Dataset listings of figures
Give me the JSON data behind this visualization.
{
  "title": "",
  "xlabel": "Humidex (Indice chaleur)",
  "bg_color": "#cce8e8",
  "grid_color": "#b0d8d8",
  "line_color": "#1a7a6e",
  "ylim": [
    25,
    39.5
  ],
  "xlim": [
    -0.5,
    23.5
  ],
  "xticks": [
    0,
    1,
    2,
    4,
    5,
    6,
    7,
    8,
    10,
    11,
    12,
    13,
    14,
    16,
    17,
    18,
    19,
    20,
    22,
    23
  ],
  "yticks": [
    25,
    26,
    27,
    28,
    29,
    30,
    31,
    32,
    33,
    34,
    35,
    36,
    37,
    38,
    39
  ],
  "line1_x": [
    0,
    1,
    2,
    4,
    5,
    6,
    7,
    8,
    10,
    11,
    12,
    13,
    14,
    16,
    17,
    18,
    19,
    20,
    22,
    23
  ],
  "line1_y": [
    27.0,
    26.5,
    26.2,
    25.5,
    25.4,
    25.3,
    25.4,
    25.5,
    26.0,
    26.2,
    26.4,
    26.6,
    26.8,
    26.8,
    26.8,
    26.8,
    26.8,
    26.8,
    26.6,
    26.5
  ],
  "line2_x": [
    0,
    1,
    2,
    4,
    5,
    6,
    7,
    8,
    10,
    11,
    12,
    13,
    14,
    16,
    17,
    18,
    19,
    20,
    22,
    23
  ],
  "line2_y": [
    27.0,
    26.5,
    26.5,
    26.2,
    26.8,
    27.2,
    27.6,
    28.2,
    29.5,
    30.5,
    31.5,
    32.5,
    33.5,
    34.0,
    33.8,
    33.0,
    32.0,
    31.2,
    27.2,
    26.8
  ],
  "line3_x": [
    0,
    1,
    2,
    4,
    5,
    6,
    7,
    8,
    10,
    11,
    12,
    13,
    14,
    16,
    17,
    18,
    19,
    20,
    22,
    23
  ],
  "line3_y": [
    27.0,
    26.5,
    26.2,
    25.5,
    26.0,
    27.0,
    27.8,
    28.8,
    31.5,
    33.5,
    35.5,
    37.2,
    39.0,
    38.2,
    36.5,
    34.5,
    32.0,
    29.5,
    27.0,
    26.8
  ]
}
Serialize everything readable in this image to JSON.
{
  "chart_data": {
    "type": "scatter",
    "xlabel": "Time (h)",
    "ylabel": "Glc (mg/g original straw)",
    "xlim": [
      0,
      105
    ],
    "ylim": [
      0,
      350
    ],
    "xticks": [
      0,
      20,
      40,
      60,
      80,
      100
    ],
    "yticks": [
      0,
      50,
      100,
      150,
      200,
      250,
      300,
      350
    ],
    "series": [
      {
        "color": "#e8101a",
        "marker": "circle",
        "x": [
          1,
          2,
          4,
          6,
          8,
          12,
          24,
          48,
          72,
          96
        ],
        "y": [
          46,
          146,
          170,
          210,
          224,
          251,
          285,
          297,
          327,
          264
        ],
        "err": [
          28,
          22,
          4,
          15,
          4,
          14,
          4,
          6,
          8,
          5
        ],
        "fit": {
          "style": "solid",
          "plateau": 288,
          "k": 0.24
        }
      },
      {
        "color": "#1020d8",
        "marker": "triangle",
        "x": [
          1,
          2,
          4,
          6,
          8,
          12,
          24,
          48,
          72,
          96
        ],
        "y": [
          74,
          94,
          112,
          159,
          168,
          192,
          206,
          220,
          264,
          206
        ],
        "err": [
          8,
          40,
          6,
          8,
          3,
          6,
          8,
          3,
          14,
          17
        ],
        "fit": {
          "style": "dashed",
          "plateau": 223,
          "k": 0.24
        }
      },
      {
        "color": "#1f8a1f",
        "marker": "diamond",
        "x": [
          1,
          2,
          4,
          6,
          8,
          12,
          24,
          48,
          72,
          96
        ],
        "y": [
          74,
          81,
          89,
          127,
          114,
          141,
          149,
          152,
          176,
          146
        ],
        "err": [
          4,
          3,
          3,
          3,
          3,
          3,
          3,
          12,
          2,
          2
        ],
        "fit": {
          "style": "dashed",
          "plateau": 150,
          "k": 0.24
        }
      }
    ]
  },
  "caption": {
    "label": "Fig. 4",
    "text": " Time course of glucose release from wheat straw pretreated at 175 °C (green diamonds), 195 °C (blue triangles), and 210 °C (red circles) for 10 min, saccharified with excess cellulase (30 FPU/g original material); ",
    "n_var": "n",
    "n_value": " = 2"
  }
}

OBJECTIVE: Return every entry verbatim.

THE RESPONSE:
Give me the JSON data behind this visualization.
{
  "title": "",
  "xlabel": "Humidex (Indice chaleur)",
  "bg_color": "#cce8e8",
  "grid_color": "#b0d8d8",
  "line_color": "#1a7a6e",
  "ylim": [
    25,
    39.5
  ],
  "xlim": [
    -0.5,
    23.5
  ],
  "xticks": [
    0,
    1,
    2,
    4,
    5,
    6,
    7,
    8,
    10,
    11,
    12,
    13,
    14,
    16,
    17,
    18,
    19,
    20,
    22,
    23
  ],
  "yticks": [
    25,
    26,
    27,
    28,
    29,
    30,
    31,
    32,
    33,
    34,
    35,
    36,
    37,
    38,
    39
  ],
  "line1_x": [
    0,
    1,
    2,
    4,
    5,
    6,
    7,
    8,
    10,
    11,
    12,
    13,
    14,
    16,
    17,
    18,
    19,
    20,
    22,
    23
  ],
  "line1_y": [
    27.0,
    26.5,
    26.2,
    25.5,
    25.4,
    25.3,
    25.4,
    25.5,
    26.0,
    26.2,
    26.4,
    26.6,
    26.8,
    26.8,
    26.8,
    26.8,
    26.8,
    26.8,
    26.6,
    26.5
  ],
  "line2_x": [
    0,
    1,
    2,
    4,
    5,
    6,
    7,
    8,
    10,
    11,
    12,
    13,
    14,
    16,
    17,
    18,
    19,
    20,
    22,
    23
  ],
  "line2_y": [
    27.0,
    26.5,
    26.5,
    26.2,
    26.8,
    27.2,
    27.6,
    28.2,
    29.5,
    30.5,
    31.5,
    32.5,
    33.5,
    34.0,
    33.8,
    33.0,
    32.0,
    31.2,
    27.2,
    26.8
  ],
  "line3_x": [
    0,
    1,
    2,
    4,
    5,
    6,
    7,
    8,
    10,
    11,
    12,
    13,
    14,
    16,
    17,
    18,
    19,
    20,
    22,
    23
  ],
  "line3_y": [
    27.0,
    26.5,
    26.2,
    25.5,
    26.0,
    27.0,
    27.8,
    28.8,
    31.5,
    33.5,
    35.5,
    37.2,
    39.0,
    38.2,
    36.5,
    34.5,
    32.0,
    29.5,
    27.0,
    26.8
  ]
}
Serialize everything readable in this image to JSON.
{
  "chart_data": {
    "type": "scatter",
    "xlabel": "Time (h)",
    "ylabel": "Glc (mg/g original straw)",
    "xlim": [
      0,
      105
    ],
    "ylim": [
      0,
      350
    ],
    "xticks": [
      0,
      20,
      40,
      60,
      80,
      100
    ],
    "yticks": [
      0,
      50,
      100,
      150,
      200,
      250,
      300,
      350
    ],
    "series": [
      {
        "color": "#e8101a",
        "marker": "circle",
        "x": [
          1,
          2,
          4,
          6,
          8,
          12,
          24,
          48,
          72,
          96
        ],
        "y": [
          46,
          146,
          170,
          210,
          224,
          251,
          285,
          297,
          327,
          264
        ],
        "err": [
          28,
          22,
          4,
          15,
          4,
          14,
          4,
          6,
          8,
          5
        ],
        "fit": {
          "style": "solid",
          "plateau": 288,
          "k": 0.24
        }
      },
      {
        "color": "#1020d8",
        "marker": "triangle",
        "x": [
          1,
          2,
          4,
          6,
          8,
          12,
          24,
          48,
          72,
          96
        ],
        "y": [
          74,
          94,
          112,
          159,
          168,
          192,
          206,
          220,
          264,
          206
        ],
        "err": [
          8,
          40,
          6,
          8,
          3,
          6,
          8,
          3,
          14,
          17
        ],
        "fit": {
          "style": "dashed",
          "plateau": 223,
          "k": 0.24
        }
      },
      {
        "color": "#1f8a1f",
        "marker": "diamond",
        "x": [
          1,
          2,
          4,
          6,
          8,
          12,
          24,
          48,
          72,
          96
        ],
        "y": [
          74,
          81,
          89,
          127,
          114,
          141,
          149,
          152,
          176,
          146
        ],
        "err": [
          4,
          3,
          3,
          3,
          3,
          3,
          3,
          12,
          2,
          2
        ],
        "fit": {
          "style": "dashed",
          "plateau": 150,
          "k": 0.24
        }
      }
    ]
  },
  "caption": {
    "label": "Fig. 4",
    "text": " Time course of glucose release from wheat straw pretreated at 175 °C (green diamonds), 195 °C (blue triangles), and 210 °C (red circles) for 10 min, saccharified with excess cellulase (30 FPU/g original material); ",
    "n_var": "n",
    "n_value": " = 2"
  }
}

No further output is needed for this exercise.